#### Work to be completed
Leave out the images and repeat the listing below without a single change.

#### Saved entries
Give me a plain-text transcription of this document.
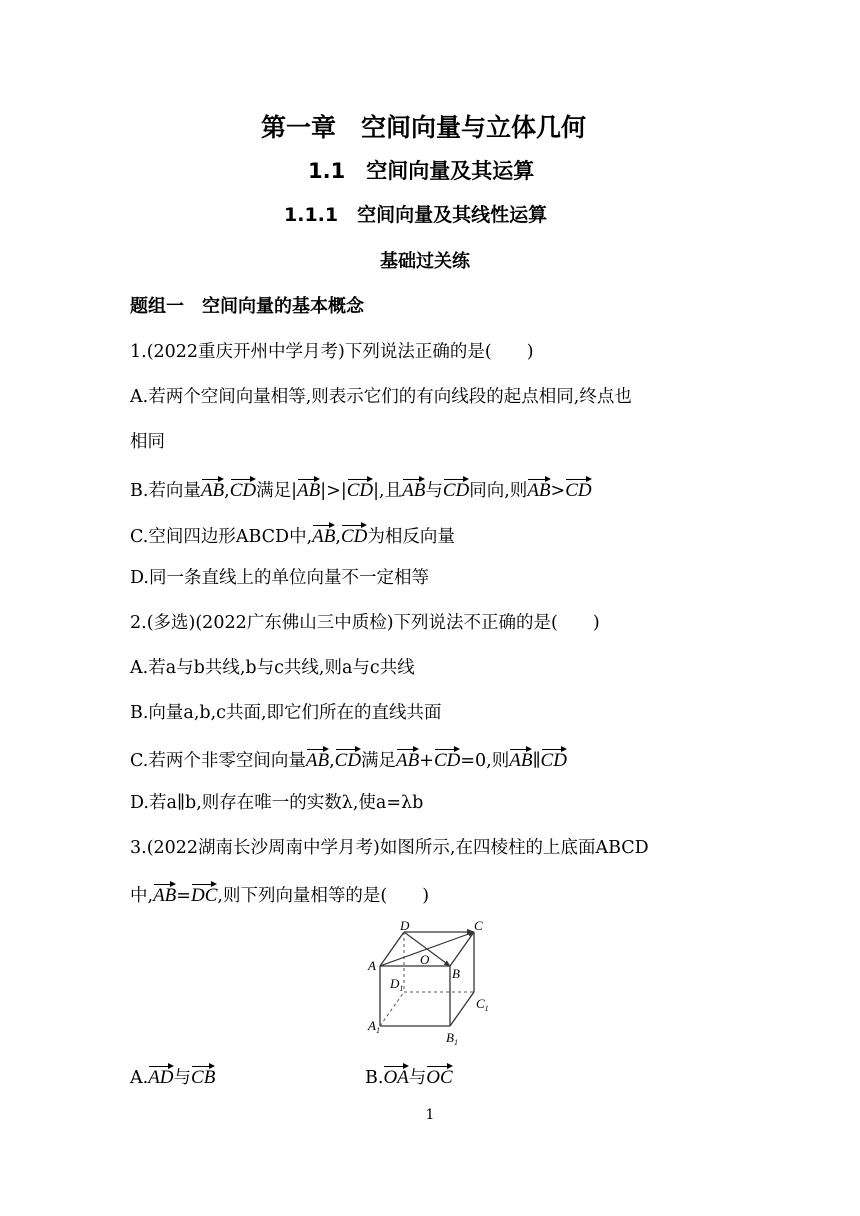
第一章　空间向量与立体几何
1.1　空间向量及其运算
1.1.1　空间向量及其线性运算
基础过关练
题组一　空间向量的基本概念
1.(2022重庆开州中学月考)下列说法正确的是(　　)
A.若两个空间向量相等,则表示它们的有向线段的起点相同,终点也
相同
B.若向量AB,CD满足|AB|>|CD|,且AB与CD同向,则AB>CD
C.空间四边形ABCD中,AB,CD为相反向量
D.同一条直线上的单位向量不一定相等
2.(多选)(2022广东佛山三中质检)下列说法不正确的是(　　)
A.若a与b共线,b与c共线,则a与c共线
B.向量a,b,c共面,即它们所在的直线共面
C.若两个非零空间向量AB,CD满足AB+CD=0,则AB∥CD
D.若a∥b,则存在唯一的实数λ,使a=λb
3.(2022湖南长沙周南中学月考)如图所示,在四棱柱的上底面ABCD
中,AB=DC,则下列向量相等的是(　　)
A
B
C
D
O
$D_1$
$C_1$
$A_1$	$B_1$
A.AD与CB	B.OA与OC
1
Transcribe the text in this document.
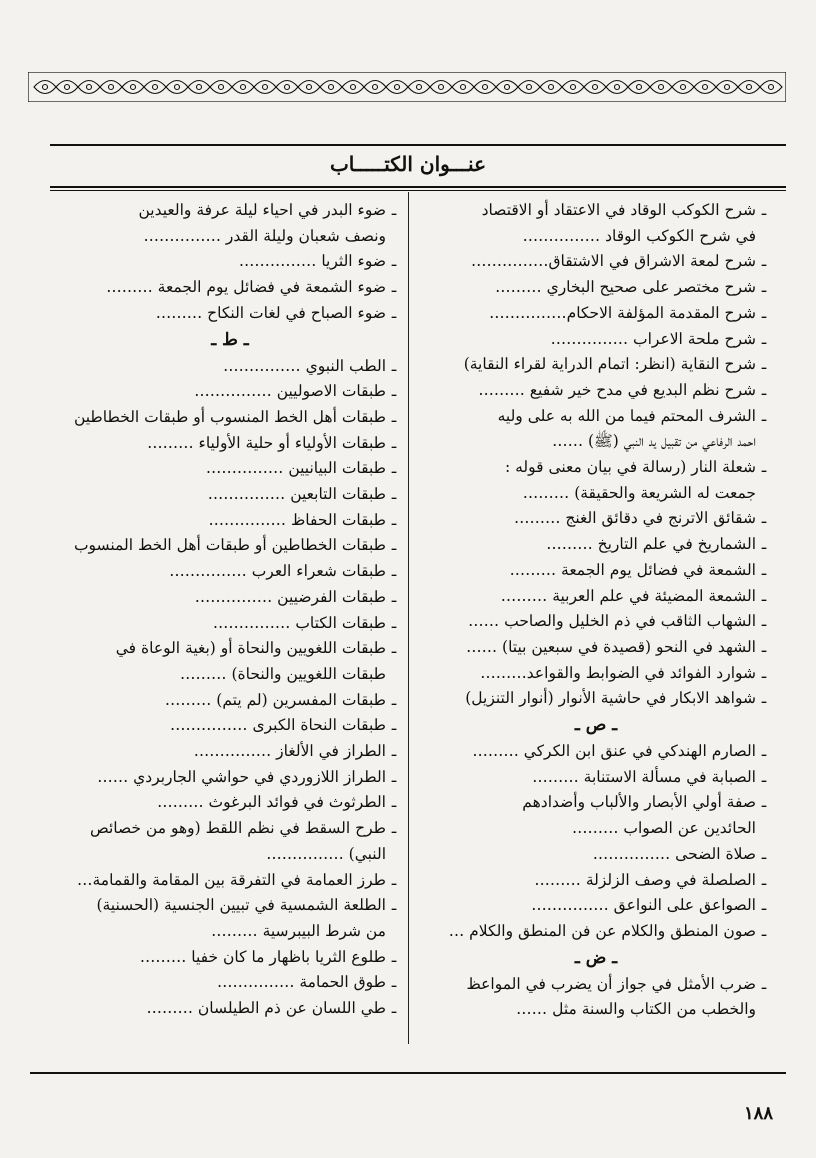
عنـــوان الكتـــــاب
ـشرح الكوكب الوقاد في الاعتقاد أو الاقتصاد
في شرح الكوكب الوقاد ……………
ـشرح لمعة الاشراق في الاشتقاق……………
ـشرح مختصر على صحيح البخاري ………
ـشرح المقدمة المؤلفة الاحكام……………
ـشرح ملحة الاعراب ……………
ـشرح النقاية (انظر: اتمام الدراية لقراء النقاية)
ـشرح نظم البديع في مدح خير شفيع ………
ـالشرف المحتم فيما من الله به على وليه
احمد الرفاعي من تقبيل يد النبي (ﷺ) ……
ـشعلة النار (رسالة في بيان معنى قوله :
جمعت له الشريعة والحقيقة) ………
ـشقائق الاترنج في دقائق الغنج ………
ـالشماريخ في علم التاريخ ………
ـالشمعة في فضائل يوم الجمعة ………
ـالشمعة المضيئة في علم العربية ………
ـالشهاب الثاقب في ذم الخليل والصاحب ……
ـالشهد في النحو (قصيدة في سبعين بيتا) ……
ـشوارد الفوائد في الضوابط والقواعد………
ـشواهد الابكار في حاشية الأنوار (أنوار التنزيل)
ـ ص ـ
ـالصارم الهندكي في عنق ابن الكركي ………
ـالصبابة في مسألة الاستنابة ………
ـصفة أولي الأبصار والألباب وأضدادهم
الحائدين عن الصواب ………
ـصلاة الضحى ……………
ـالصلصلة في وصف الزلزلة ………
ـالصواعق على النواعق ……………
ـصون المنطق والكلام عن فن المنطق والكلام …
ـ ض ـ
ـضرب الأمثل في جواز أن يضرب في المواعظ
والخطب من الكتاب والسنة مثل ……
ـضوء البدر في احياء ليلة عرفة والعيدين
ونصف شعبان وليلة القدر ……………
ـضوء الثريا ……………
ـضوء الشمعة في فضائل يوم الجمعة ………
ـضوء الصباح في لغات النكاح ………
ـ ط ـ
ـالطب النبوي ……………
ـطبقات الاصوليين ……………
ـطبقات أهل الخط المنسوب أو طبقات الخطاطين
ـطبقات الأولياء أو حلية الأولياء ………
ـطبقات البيانيين ……………
ـطبقات التابعين ……………
ـطبقات الحفاظ ……………
ـطبقات الخطاطين أو طبقات أهل الخط المنسوب
ـطبقات شعراء العرب ……………
ـطبقات الفرضيين ……………
ـطبقات الكتاب ……………
ـطبقات اللغويين والنحاة أو (بغية الوعاة في
طبقات اللغويين والنحاة) ………
ـطبقات المفسرين (لم يتم) ………
ـطبقات النحاة الكبرى ……………
ـالطراز في الألغاز ……………
ـالطراز اللازوردي في حواشي الجاربردي ……
ـالطرثوث في فوائد البرغوث ………
ـطرح السقط في نظم اللقط (وهو من خصائص
النبي) ……………
ـطرز العمامة في التفرقة بين المقامة والقمامة…
ـالطلعة الشمسية في تبيين الجنسية (الحسنية)
من شرط البيبرسية ………
ـطلوع الثريا باظهار ما كان خفيا ………
ـطوق الحمامة ……………
ـطي اللسان عن ذم الطيلسان ………
١٨٨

#### Task response
Give me a plain-text transcription of this document.
第一章　空间向量与立体几何
1.1　空间向量及其运算
1.1.1　空间向量及其线性运算
基础过关练
题组一　空间向量的基本概念
1.(2022重庆开州中学月考)下列说法正确的是(　　)
A.若两个空间向量相等,则表示它们的有向线段的起点相同,终点也
相同
B.若向量AB,CD满足|AB|>|CD|,且AB与CD同向,则AB>CD
C.空间四边形ABCD中,AB,CD为相反向量
D.同一条直线上的单位向量不一定相等
2.(多选)(2022广东佛山三中质检)下列说法不正确的是(　　)
A.若a与b共线,b与c共线,则a与c共线
B.向量a,b,c共面,即它们所在的直线共面
C.若两个非零空间向量AB,CD满足AB+CD=0,则AB∥CD
D.若a∥b,则存在唯一的实数λ,使a=λb
3.(2022湖南长沙周南中学月考)如图所示,在四棱柱的上底面ABCD
中,AB=DC,则下列向量相等的是(　　)
A
B
C
D
O
$D_1$
$C_1$
$A_1$	$B_1$
A.AD与CB	B.OA与OC
1
Transcribe the text in this document.
عنـــوان الكتـــــاب
ـشرح الكوكب الوقاد في الاعتقاد أو الاقتصاد
في شرح الكوكب الوقاد ……………
ـشرح لمعة الاشراق في الاشتقاق……………
ـشرح مختصر على صحيح البخاري ………
ـشرح المقدمة المؤلفة الاحكام……………
ـشرح ملحة الاعراب ……………
ـشرح النقاية (انظر: اتمام الدراية لقراء النقاية)
ـشرح نظم البديع في مدح خير شفيع ………
ـالشرف المحتم فيما من الله به على وليه
احمد الرفاعي من تقبيل يد النبي (ﷺ) ……
ـشعلة النار (رسالة في بيان معنى قوله :
جمعت له الشريعة والحقيقة) ………
ـشقائق الاترنج في دقائق الغنج ………
ـالشماريخ في علم التاريخ ………
ـالشمعة في فضائل يوم الجمعة ………
ـالشمعة المضيئة في علم العربية ………
ـالشهاب الثاقب في ذم الخليل والصاحب ……
ـالشهد في النحو (قصيدة في سبعين بيتا) ……
ـشوارد الفوائد في الضوابط والقواعد………
ـشواهد الابكار في حاشية الأنوار (أنوار التنزيل)
ـ ص ـ
ـالصارم الهندكي في عنق ابن الكركي ………
ـالصبابة في مسألة الاستنابة ………
ـصفة أولي الأبصار والألباب وأضدادهم
الحائدين عن الصواب ………
ـصلاة الضحى ……………
ـالصلصلة في وصف الزلزلة ………
ـالصواعق على النواعق ……………
ـصون المنطق والكلام عن فن المنطق والكلام …
ـ ض ـ
ـضرب الأمثل في جواز أن يضرب في المواعظ
والخطب من الكتاب والسنة مثل ……
ـضوء البدر في احياء ليلة عرفة والعيدين
ونصف شعبان وليلة القدر ……………
ـضوء الثريا ……………
ـضوء الشمعة في فضائل يوم الجمعة ………
ـضوء الصباح في لغات النكاح ………
ـ ط ـ
ـالطب النبوي ……………
ـطبقات الاصوليين ……………
ـطبقات أهل الخط المنسوب أو طبقات الخطاطين
ـطبقات الأولياء أو حلية الأولياء ………
ـطبقات البيانيين ……………
ـطبقات التابعين ……………
ـطبقات الحفاظ ……………
ـطبقات الخطاطين أو طبقات أهل الخط المنسوب
ـطبقات شعراء العرب ……………
ـطبقات الفرضيين ……………
ـطبقات الكتاب ……………
ـطبقات اللغويين والنحاة أو (بغية الوعاة في
طبقات اللغويين والنحاة) ………
ـطبقات المفسرين (لم يتم) ………
ـطبقات النحاة الكبرى ……………
ـالطراز في الألغاز ……………
ـالطراز اللازوردي في حواشي الجاربردي ……
ـالطرثوث في فوائد البرغوث ………
ـطرح السقط في نظم اللقط (وهو من خصائص
النبي) ……………
ـطرز العمامة في التفرقة بين المقامة والقمامة…
ـالطلعة الشمسية في تبيين الجنسية (الحسنية)
من شرط البيبرسية ………
ـطلوع الثريا باظهار ما كان خفيا ………
ـطوق الحمامة ……………
ـطي اللسان عن ذم الطيلسان ………
١٨٨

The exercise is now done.